Pull out every line with the word "this" from the entries below.

:::::

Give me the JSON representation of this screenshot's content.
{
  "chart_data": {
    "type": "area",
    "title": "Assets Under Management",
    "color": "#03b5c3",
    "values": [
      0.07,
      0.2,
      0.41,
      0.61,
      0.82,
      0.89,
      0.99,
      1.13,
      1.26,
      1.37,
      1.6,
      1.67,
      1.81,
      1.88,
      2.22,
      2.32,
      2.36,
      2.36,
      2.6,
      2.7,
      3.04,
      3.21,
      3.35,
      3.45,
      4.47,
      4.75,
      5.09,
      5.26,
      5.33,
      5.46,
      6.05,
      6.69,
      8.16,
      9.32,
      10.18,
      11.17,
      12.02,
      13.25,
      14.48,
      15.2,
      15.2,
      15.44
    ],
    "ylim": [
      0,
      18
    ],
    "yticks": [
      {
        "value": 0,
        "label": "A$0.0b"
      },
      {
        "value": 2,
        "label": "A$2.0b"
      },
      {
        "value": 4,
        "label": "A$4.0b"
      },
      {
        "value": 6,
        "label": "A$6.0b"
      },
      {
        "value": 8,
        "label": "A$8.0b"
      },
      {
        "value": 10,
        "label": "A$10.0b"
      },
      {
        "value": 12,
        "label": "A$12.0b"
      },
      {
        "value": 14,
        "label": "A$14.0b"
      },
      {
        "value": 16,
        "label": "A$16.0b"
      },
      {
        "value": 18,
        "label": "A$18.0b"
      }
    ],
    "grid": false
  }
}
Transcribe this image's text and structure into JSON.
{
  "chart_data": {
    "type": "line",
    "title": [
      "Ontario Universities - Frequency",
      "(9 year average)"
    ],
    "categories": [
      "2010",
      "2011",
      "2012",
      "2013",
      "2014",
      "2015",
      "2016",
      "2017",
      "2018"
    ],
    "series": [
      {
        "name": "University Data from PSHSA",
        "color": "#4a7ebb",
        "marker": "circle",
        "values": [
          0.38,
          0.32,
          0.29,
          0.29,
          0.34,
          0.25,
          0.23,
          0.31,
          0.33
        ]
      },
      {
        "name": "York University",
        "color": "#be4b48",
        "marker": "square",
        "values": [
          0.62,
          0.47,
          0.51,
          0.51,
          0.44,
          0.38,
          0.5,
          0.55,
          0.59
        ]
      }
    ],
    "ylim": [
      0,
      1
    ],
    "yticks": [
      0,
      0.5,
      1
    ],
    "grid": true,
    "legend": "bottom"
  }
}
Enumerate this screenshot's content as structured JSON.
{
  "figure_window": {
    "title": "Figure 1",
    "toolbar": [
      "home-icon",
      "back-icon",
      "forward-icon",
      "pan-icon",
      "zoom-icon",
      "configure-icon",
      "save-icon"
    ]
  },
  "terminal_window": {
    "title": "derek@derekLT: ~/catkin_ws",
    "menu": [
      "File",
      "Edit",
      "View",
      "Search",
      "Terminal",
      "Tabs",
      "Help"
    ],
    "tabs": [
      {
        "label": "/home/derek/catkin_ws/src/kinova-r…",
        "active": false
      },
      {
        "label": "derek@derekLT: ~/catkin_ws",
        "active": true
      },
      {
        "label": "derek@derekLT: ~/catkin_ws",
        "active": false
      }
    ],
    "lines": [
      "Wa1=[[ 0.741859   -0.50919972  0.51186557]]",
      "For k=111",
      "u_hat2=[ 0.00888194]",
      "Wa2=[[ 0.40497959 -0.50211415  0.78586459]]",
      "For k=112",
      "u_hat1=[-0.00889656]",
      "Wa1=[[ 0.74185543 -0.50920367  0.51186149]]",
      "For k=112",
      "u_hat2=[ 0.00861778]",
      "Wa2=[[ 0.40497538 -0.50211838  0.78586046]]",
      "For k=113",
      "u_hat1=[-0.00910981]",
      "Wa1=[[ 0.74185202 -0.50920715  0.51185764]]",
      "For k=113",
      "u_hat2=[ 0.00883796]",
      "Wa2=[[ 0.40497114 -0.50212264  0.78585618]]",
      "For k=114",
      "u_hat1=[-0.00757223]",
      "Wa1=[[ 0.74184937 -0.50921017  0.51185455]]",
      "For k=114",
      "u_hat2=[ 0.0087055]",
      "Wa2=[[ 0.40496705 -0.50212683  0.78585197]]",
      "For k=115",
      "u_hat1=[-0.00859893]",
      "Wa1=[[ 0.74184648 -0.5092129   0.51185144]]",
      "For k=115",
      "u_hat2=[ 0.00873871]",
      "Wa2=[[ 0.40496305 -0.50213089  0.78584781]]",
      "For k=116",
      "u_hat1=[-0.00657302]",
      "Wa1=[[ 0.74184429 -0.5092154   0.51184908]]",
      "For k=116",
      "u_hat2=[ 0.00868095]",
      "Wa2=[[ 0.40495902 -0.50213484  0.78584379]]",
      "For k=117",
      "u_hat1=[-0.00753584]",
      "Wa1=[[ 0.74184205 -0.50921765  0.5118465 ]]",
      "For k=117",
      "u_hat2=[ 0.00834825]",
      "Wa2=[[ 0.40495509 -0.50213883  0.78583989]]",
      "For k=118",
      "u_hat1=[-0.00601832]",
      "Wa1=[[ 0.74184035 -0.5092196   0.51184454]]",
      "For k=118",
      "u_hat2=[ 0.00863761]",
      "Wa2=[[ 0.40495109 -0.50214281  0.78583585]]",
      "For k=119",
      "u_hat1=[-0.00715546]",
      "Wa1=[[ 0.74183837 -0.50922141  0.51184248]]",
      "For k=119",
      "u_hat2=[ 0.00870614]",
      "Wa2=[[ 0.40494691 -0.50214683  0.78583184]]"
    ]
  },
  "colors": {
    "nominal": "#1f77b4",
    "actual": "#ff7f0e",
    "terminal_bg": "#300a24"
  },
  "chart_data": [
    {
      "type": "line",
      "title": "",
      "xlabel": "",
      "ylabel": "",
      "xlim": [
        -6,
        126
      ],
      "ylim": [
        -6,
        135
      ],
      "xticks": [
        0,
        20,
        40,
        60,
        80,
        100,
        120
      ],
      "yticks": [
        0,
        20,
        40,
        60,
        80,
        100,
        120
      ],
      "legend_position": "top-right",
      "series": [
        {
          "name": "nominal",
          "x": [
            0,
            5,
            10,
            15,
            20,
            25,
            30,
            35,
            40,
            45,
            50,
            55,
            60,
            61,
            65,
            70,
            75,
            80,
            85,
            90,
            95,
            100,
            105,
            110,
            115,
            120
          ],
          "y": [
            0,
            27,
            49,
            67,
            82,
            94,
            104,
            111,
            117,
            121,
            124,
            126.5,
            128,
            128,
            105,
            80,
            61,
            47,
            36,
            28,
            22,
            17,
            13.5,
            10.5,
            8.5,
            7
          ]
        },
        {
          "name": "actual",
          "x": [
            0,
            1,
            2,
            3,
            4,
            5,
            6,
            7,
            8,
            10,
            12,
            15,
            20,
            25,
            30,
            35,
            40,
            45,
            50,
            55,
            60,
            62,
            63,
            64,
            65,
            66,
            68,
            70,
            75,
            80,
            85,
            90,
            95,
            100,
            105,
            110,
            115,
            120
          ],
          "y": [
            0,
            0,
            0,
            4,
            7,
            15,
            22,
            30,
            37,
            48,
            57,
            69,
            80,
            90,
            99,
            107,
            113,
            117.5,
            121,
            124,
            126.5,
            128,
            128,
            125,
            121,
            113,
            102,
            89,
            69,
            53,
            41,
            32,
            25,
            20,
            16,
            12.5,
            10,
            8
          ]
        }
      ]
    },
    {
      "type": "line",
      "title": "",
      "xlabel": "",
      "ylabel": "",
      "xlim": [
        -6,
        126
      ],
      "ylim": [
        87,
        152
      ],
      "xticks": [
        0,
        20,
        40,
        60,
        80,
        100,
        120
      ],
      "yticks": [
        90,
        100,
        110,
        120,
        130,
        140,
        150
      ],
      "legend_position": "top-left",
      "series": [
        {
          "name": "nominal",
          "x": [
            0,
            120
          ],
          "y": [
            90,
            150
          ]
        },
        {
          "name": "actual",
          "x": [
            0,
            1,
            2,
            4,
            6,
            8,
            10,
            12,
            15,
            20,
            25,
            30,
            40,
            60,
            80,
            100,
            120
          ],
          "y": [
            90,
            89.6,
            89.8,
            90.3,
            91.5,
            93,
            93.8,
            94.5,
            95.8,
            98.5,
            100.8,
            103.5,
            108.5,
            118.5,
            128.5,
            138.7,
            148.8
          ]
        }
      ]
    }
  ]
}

:::::

• _EXPECTED ANSWER_
Give me the JSON representation of this screenshot's content.
Transcribe this image's text and structure into JSON.
Enumerate this screenshot's content as structured JSON.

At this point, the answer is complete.